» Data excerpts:
■ ■ ■ ■ ■

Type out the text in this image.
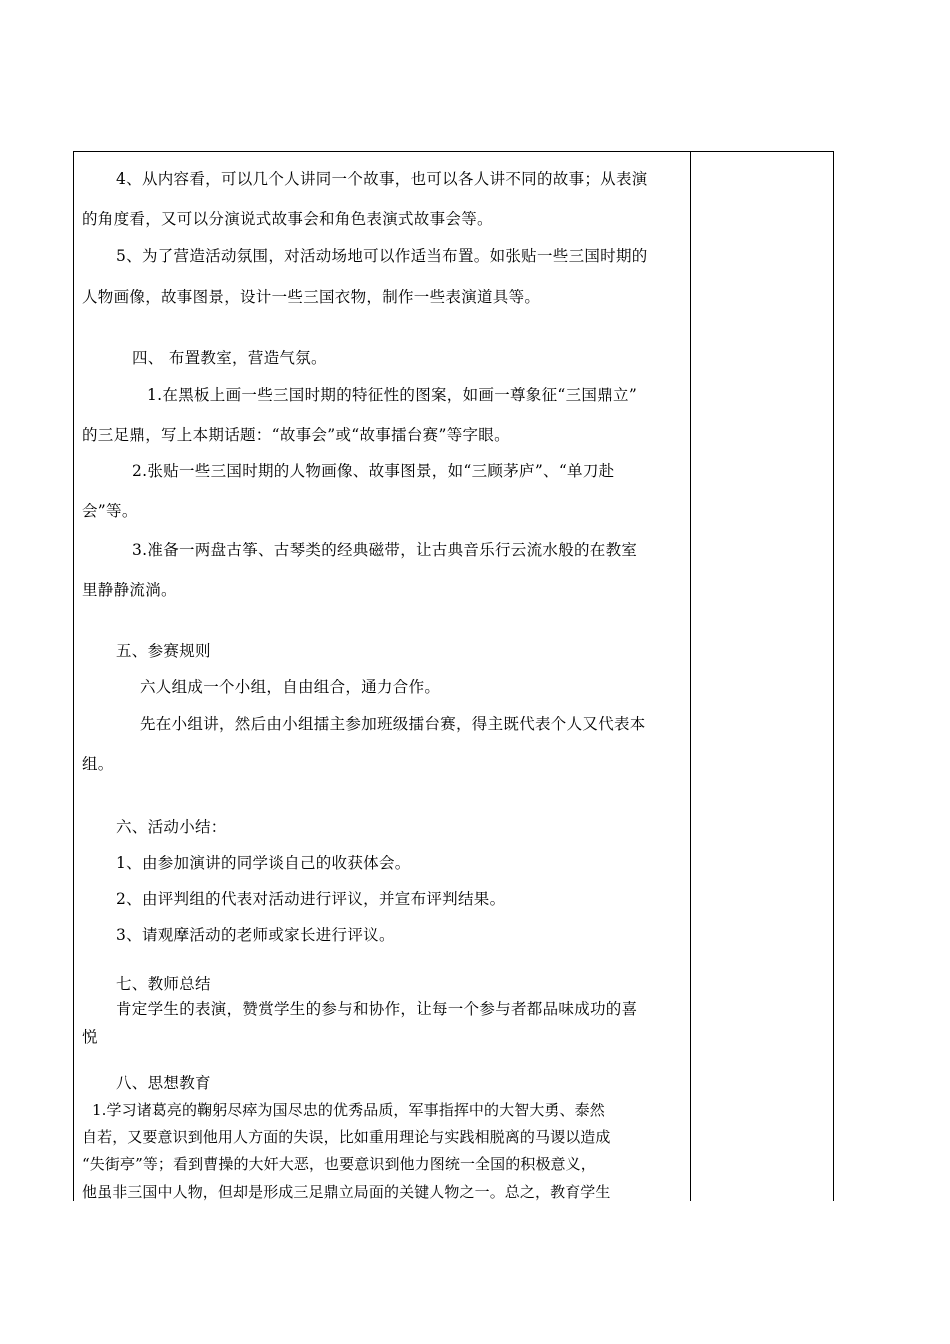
4、从内容看，可以几个人讲同一个故事，也可以各人讲不同的故事；从表演
的角度看，又可以分演说式故事会和角色表演式故事会等。
5、为了营造活动氛围，对活动场地可以作适当布置。如张贴一些三国时期的
人物画像，故事图景，设计一些三国衣物，制作一些表演道具等。
四、 布置教室，营造气氛。
1.在黑板上画一些三国时期的特征性的图案，如画一尊象征“三国鼎立”
的三足鼎，写上本期话题：“故事会”或“故事擂台赛”等字眼。
2.张贴一些三国时期的人物画像、故事图景，如“三顾茅庐”、“单刀赴
会”等。
3.准备一两盘古筝、古琴类的经典磁带，让古典音乐行云流水般的在教室
里静静流淌。
五、参赛规则
六人组成一个小组，自由组合，通力合作。
先在小组讲，然后由小组擂主参加班级擂台赛，得主既代表个人又代表本
组。
六、活动小结：
1、由参加演讲的同学谈自己的收获体会。
2、由评判组的代表对活动进行评议，并宣布评判结果。
3、请观摩活动的老师或家长进行评议。
七、教师总结
肯定学生的表演，赞赏学生的参与和协作，让每一个参与者都品味成功的喜
悦
八、思想教育
1.学习诸葛亮的鞠躬尽瘁为国尽忠的优秀品质，军事指挥中的大智大勇、泰然
自若，又要意识到他用人方面的失误，比如重用理论与实践相脱离的马谡以造成
“失街亭”等；看到曹操的大奸大恶，也要意识到他力图统一全国的积极意义，
他虽非三国中人物，但却是形成三足鼎立局面的关键人物之一。总之，教育学生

■ ■ ■ ■ ■

Copy each line above precisely, dropping the pictures.

» Answer:
Type out the text in this image.
4、从内容看，可以几个人讲同一个故事，也可以各人讲不同的故事；从表演
的角度看，又可以分演说式故事会和角色表演式故事会等。
5、为了营造活动氛围，对活动场地可以作适当布置。如张贴一些三国时期的
人物画像，故事图景，设计一些三国衣物，制作一些表演道具等。
四、 布置教室，营造气氛。
1.在黑板上画一些三国时期的特征性的图案，如画一尊象征“三国鼎立”
的三足鼎，写上本期话题：“故事会”或“故事擂台赛”等字眼。
2.张贴一些三国时期的人物画像、故事图景，如“三顾茅庐”、“单刀赴
会”等。
3.准备一两盘古筝、古琴类的经典磁带，让古典音乐行云流水般的在教室
里静静流淌。
五、参赛规则
六人组成一个小组，自由组合，通力合作。
先在小组讲，然后由小组擂主参加班级擂台赛，得主既代表个人又代表本
组。
六、活动小结：
1、由参加演讲的同学谈自己的收获体会。
2、由评判组的代表对活动进行评议，并宣布评判结果。
3、请观摩活动的老师或家长进行评议。
七、教师总结
肯定学生的表演，赞赏学生的参与和协作，让每一个参与者都品味成功的喜
悦
八、思想教育
1.学习诸葛亮的鞠躬尽瘁为国尽忠的优秀品质，军事指挥中的大智大勇、泰然
自若，又要意识到他用人方面的失误，比如重用理论与实践相脱离的马谡以造成
“失街亭”等；看到曹操的大奸大恶，也要意识到他力图统一全国的积极意义，
他虽非三国中人物，但却是形成三足鼎立局面的关键人物之一。总之，教育学生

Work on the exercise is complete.